The records:
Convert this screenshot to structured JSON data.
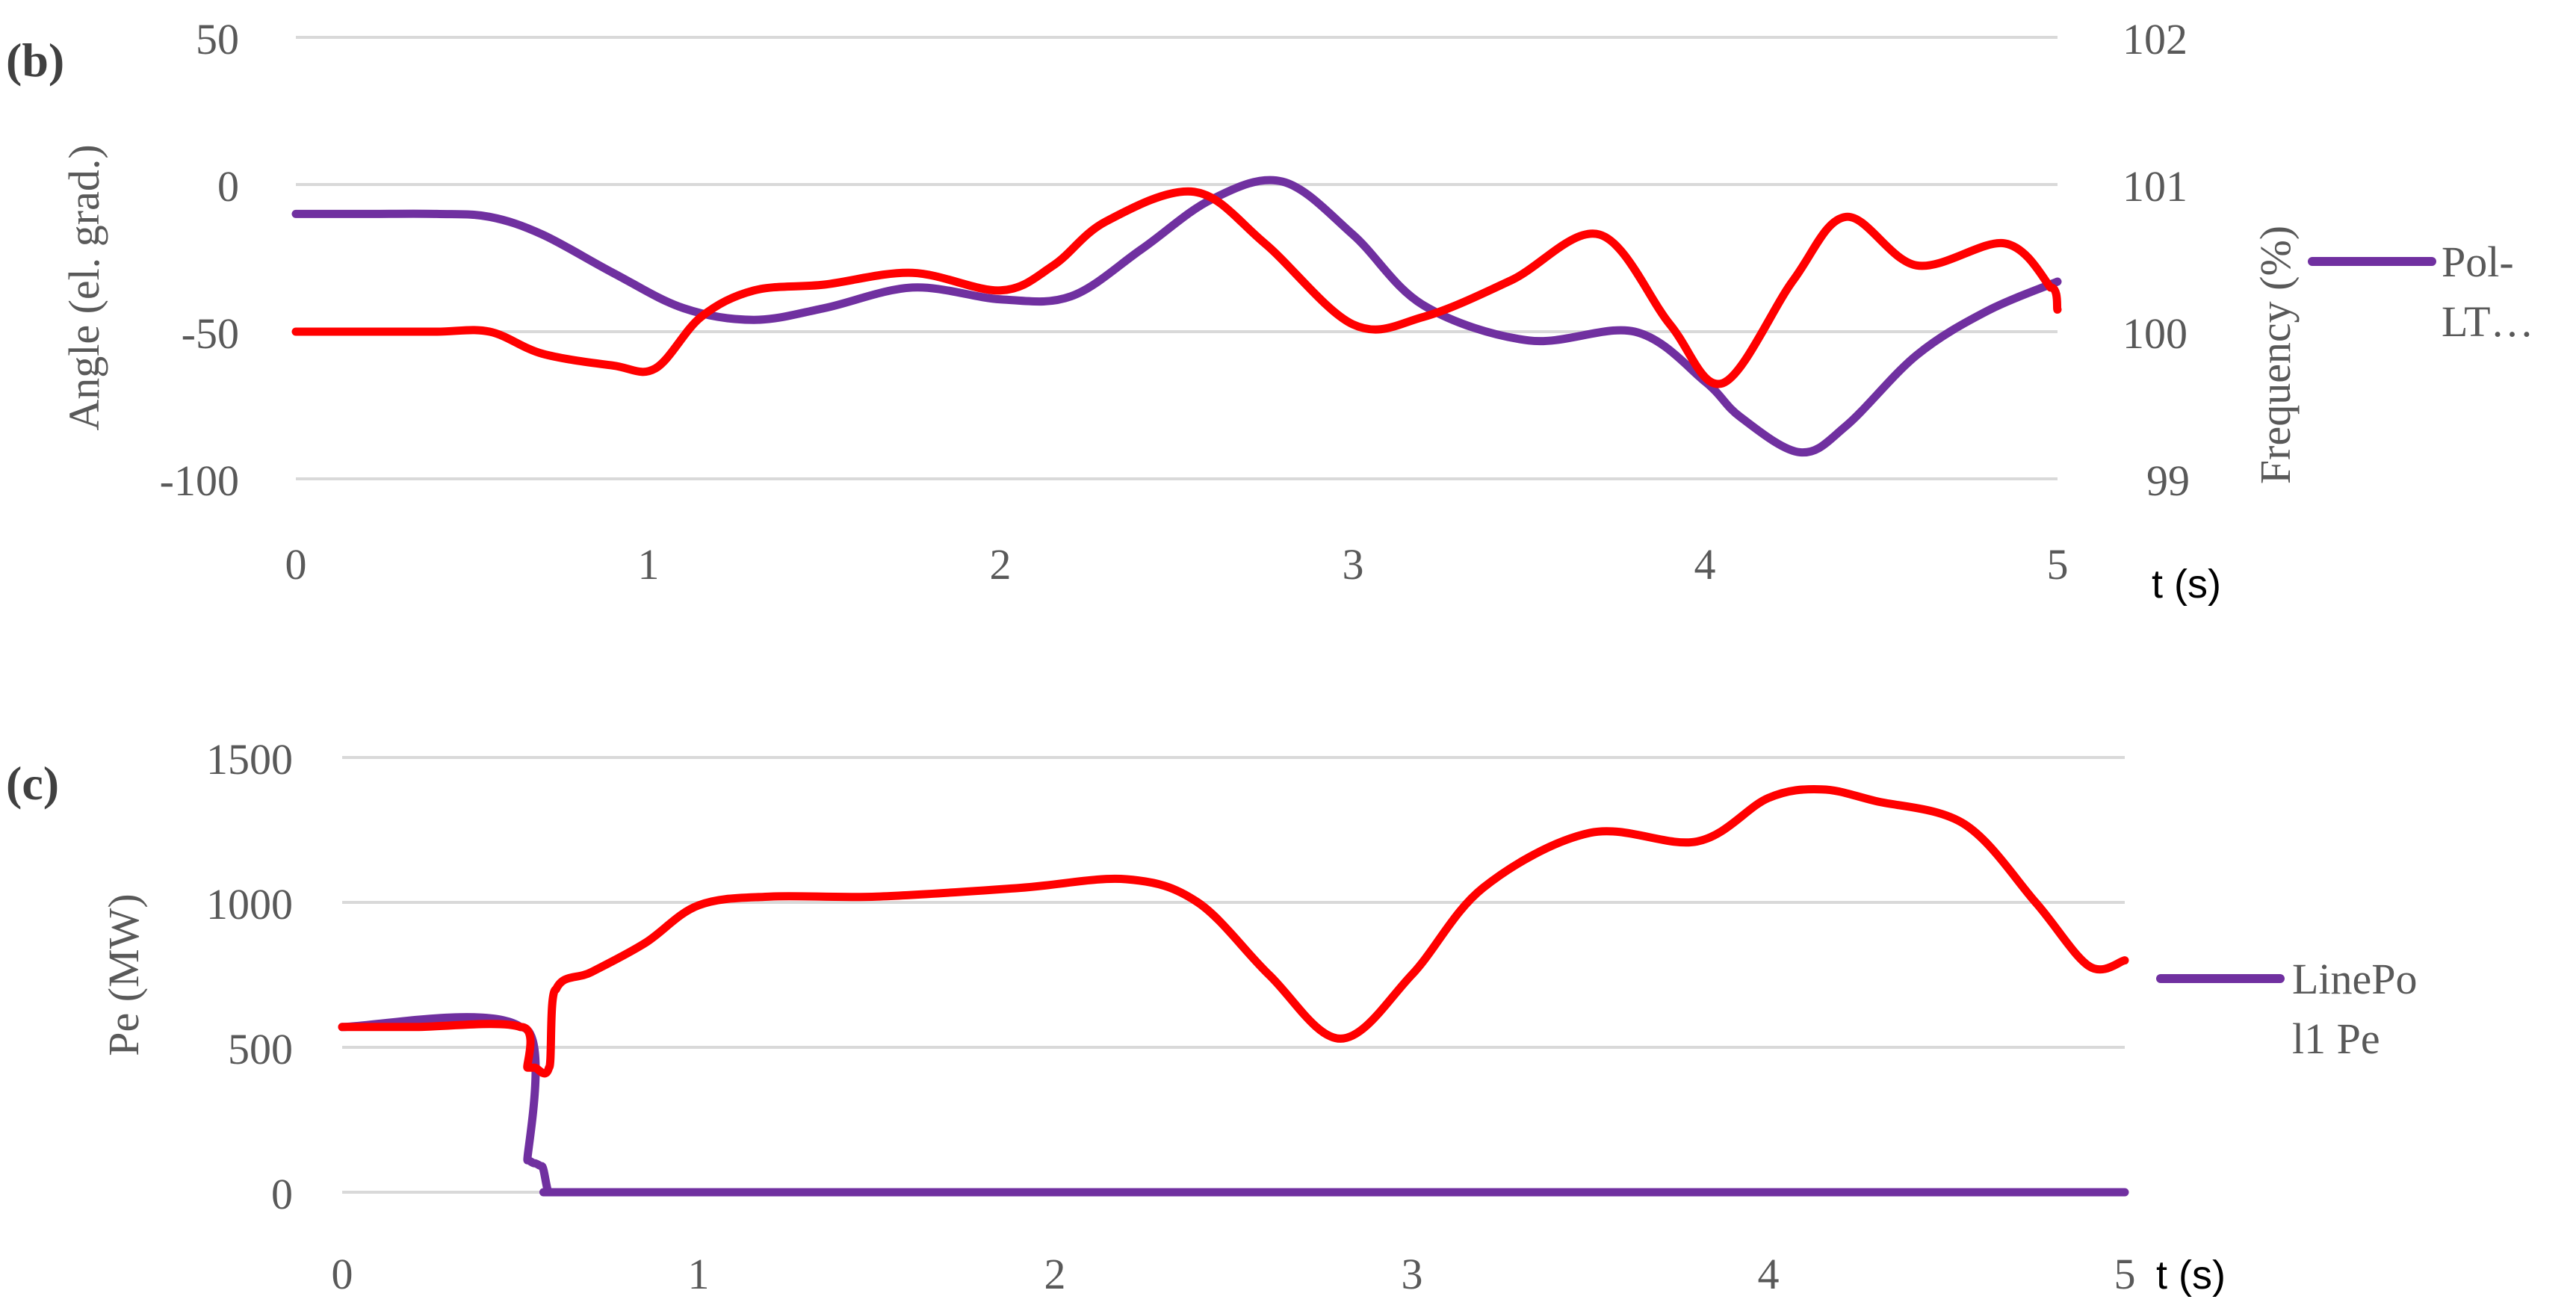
{
  "colors": {
    "purple": "#7030a0",
    "red": "#ff0000",
    "grid": "#d9d9d9",
    "tick_text": "#595959"
  },
  "chart_data": [
    {
      "type": "line",
      "panel_label": "(b)",
      "xlabel": "t (s)",
      "ylabel": "Angle (el. grad.)",
      "y2label": "Frequency (%)",
      "xlim": [
        0,
        5
      ],
      "ylim": [
        -100,
        50
      ],
      "y2lim": [
        99,
        102
      ],
      "x_ticks": [
        "0",
        "1",
        "2",
        "3",
        "4",
        "5"
      ],
      "y_ticks": [
        "50",
        "0",
        "-50",
        "-100"
      ],
      "y2_ticks": [
        "102",
        "101",
        "100",
        "99"
      ],
      "grid": true,
      "legend_position": "right",
      "legend": [
        "Pol-\nLT…"
      ],
      "series": [
        {
          "name": "Pol-LT…",
          "axis": "left",
          "color": "#7030a0",
          "x": [
            0,
            0.2,
            0.4,
            0.55,
            0.7,
            0.9,
            1.1,
            1.3,
            1.5,
            1.75,
            2.0,
            2.2,
            2.4,
            2.6,
            2.8,
            3.0,
            3.2,
            3.5,
            3.8,
            4.0,
            4.1,
            4.27,
            4.4,
            4.6,
            4.8,
            5.0
          ],
          "y": [
            -10,
            -10,
            -10,
            -11,
            -17,
            -30,
            -42,
            -46,
            -42,
            -35,
            -39,
            -38,
            -22,
            -5,
            1,
            -17,
            -41,
            -53,
            -50,
            -67,
            -79,
            -91,
            -82,
            -58,
            -43,
            -33
          ]
        },
        {
          "name": "",
          "axis": "right",
          "color": "#ff0000",
          "x": [
            0,
            0.2,
            0.4,
            0.55,
            0.7,
            0.9,
            1.02,
            1.15,
            1.3,
            1.5,
            1.75,
            2.0,
            2.15,
            2.3,
            2.55,
            2.75,
            3.0,
            3.2,
            3.45,
            3.7,
            3.9,
            4.05,
            4.25,
            4.4,
            4.6,
            4.85,
            4.98,
            5.0
          ],
          "y": [
            100.0,
            100.0,
            100.0,
            100.0,
            99.85,
            99.77,
            99.75,
            100.1,
            100.28,
            100.32,
            100.4,
            100.28,
            100.45,
            100.75,
            100.95,
            100.6,
            100.05,
            100.1,
            100.35,
            100.66,
            100.05,
            99.65,
            100.35,
            100.78,
            100.45,
            100.6,
            100.3,
            100.15
          ]
        }
      ]
    },
    {
      "type": "line",
      "panel_label": "(c)",
      "xlabel": "t (s)",
      "ylabel": "Pe (MW)",
      "xlim": [
        0,
        5
      ],
      "ylim": [
        0,
        1500
      ],
      "x_ticks": [
        "0",
        "1",
        "2",
        "3",
        "4",
        "5"
      ],
      "y_ticks": [
        "1500",
        "1000",
        "500",
        "0"
      ],
      "grid": true,
      "legend_position": "right",
      "legend": [
        "LinePo\nl1 Pe"
      ],
      "series": [
        {
          "name": "LinePo l1 Pe",
          "color": "#7030a0",
          "x": [
            0,
            0.5,
            0.52,
            0.54,
            0.56,
            0.58,
            0.6,
            1,
            2,
            3,
            4,
            5
          ],
          "y": [
            570,
            570,
            110,
            100,
            90,
            0,
            0,
            0,
            0,
            0,
            0,
            0
          ]
        },
        {
          "name": "",
          "color": "#ff0000",
          "x": [
            0,
            0.2,
            0.5,
            0.52,
            0.54,
            0.58,
            0.6,
            0.7,
            0.85,
            1.0,
            1.2,
            1.5,
            1.9,
            2.2,
            2.4,
            2.6,
            2.8,
            3.0,
            3.2,
            3.5,
            3.8,
            4.0,
            4.15,
            4.3,
            4.55,
            4.75,
            4.9,
            5.0
          ],
          "y": [
            570,
            570,
            570,
            430,
            430,
            430,
            700,
            760,
            860,
            990,
            1020,
            1020,
            1050,
            1080,
            1000,
            750,
            530,
            750,
            1050,
            1240,
            1210,
            1360,
            1390,
            1350,
            1270,
            1000,
            780,
            800
          ]
        }
      ]
    }
  ]
}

Given exercise:
Exactly reproduce the entries above, minus the pictures.

Written solution:
Convert this screenshot to structured JSON data.
{
  "colors": {
    "purple": "#7030a0",
    "red": "#ff0000",
    "grid": "#d9d9d9",
    "tick_text": "#595959"
  },
  "chart_data": [
    {
      "type": "line",
      "panel_label": "(b)",
      "xlabel": "t (s)",
      "ylabel": "Angle (el. grad.)",
      "y2label": "Frequency (%)",
      "xlim": [
        0,
        5
      ],
      "ylim": [
        -100,
        50
      ],
      "y2lim": [
        99,
        102
      ],
      "x_ticks": [
        "0",
        "1",
        "2",
        "3",
        "4",
        "5"
      ],
      "y_ticks": [
        "50",
        "0",
        "-50",
        "-100"
      ],
      "y2_ticks": [
        "102",
        "101",
        "100",
        "99"
      ],
      "grid": true,
      "legend_position": "right",
      "legend": [
        "Pol-\nLT…"
      ],
      "series": [
        {
          "name": "Pol-LT…",
          "axis": "left",
          "color": "#7030a0",
          "x": [
            0,
            0.2,
            0.4,
            0.55,
            0.7,
            0.9,
            1.1,
            1.3,
            1.5,
            1.75,
            2.0,
            2.2,
            2.4,
            2.6,
            2.8,
            3.0,
            3.2,
            3.5,
            3.8,
            4.0,
            4.1,
            4.27,
            4.4,
            4.6,
            4.8,
            5.0
          ],
          "y": [
            -10,
            -10,
            -10,
            -11,
            -17,
            -30,
            -42,
            -46,
            -42,
            -35,
            -39,
            -38,
            -22,
            -5,
            1,
            -17,
            -41,
            -53,
            -50,
            -67,
            -79,
            -91,
            -82,
            -58,
            -43,
            -33
          ]
        },
        {
          "name": "",
          "axis": "right",
          "color": "#ff0000",
          "x": [
            0,
            0.2,
            0.4,
            0.55,
            0.7,
            0.9,
            1.02,
            1.15,
            1.3,
            1.5,
            1.75,
            2.0,
            2.15,
            2.3,
            2.55,
            2.75,
            3.0,
            3.2,
            3.45,
            3.7,
            3.9,
            4.05,
            4.25,
            4.4,
            4.6,
            4.85,
            4.98,
            5.0
          ],
          "y": [
            100.0,
            100.0,
            100.0,
            100.0,
            99.85,
            99.77,
            99.75,
            100.1,
            100.28,
            100.32,
            100.4,
            100.28,
            100.45,
            100.75,
            100.95,
            100.6,
            100.05,
            100.1,
            100.35,
            100.66,
            100.05,
            99.65,
            100.35,
            100.78,
            100.45,
            100.6,
            100.3,
            100.15
          ]
        }
      ]
    },
    {
      "type": "line",
      "panel_label": "(c)",
      "xlabel": "t (s)",
      "ylabel": "Pe (MW)",
      "xlim": [
        0,
        5
      ],
      "ylim": [
        0,
        1500
      ],
      "x_ticks": [
        "0",
        "1",
        "2",
        "3",
        "4",
        "5"
      ],
      "y_ticks": [
        "1500",
        "1000",
        "500",
        "0"
      ],
      "grid": true,
      "legend_position": "right",
      "legend": [
        "LinePo\nl1 Pe"
      ],
      "series": [
        {
          "name": "LinePo l1 Pe",
          "color": "#7030a0",
          "x": [
            0,
            0.5,
            0.52,
            0.54,
            0.56,
            0.58,
            0.6,
            1,
            2,
            3,
            4,
            5
          ],
          "y": [
            570,
            570,
            110,
            100,
            90,
            0,
            0,
            0,
            0,
            0,
            0,
            0
          ]
        },
        {
          "name": "",
          "color": "#ff0000",
          "x": [
            0,
            0.2,
            0.5,
            0.52,
            0.54,
            0.58,
            0.6,
            0.7,
            0.85,
            1.0,
            1.2,
            1.5,
            1.9,
            2.2,
            2.4,
            2.6,
            2.8,
            3.0,
            3.2,
            3.5,
            3.8,
            4.0,
            4.15,
            4.3,
            4.55,
            4.75,
            4.9,
            5.0
          ],
          "y": [
            570,
            570,
            570,
            430,
            430,
            430,
            700,
            760,
            860,
            990,
            1020,
            1020,
            1050,
            1080,
            1000,
            750,
            530,
            750,
            1050,
            1240,
            1210,
            1360,
            1390,
            1350,
            1270,
            1000,
            780,
            800
          ]
        }
      ]
    }
  ]
}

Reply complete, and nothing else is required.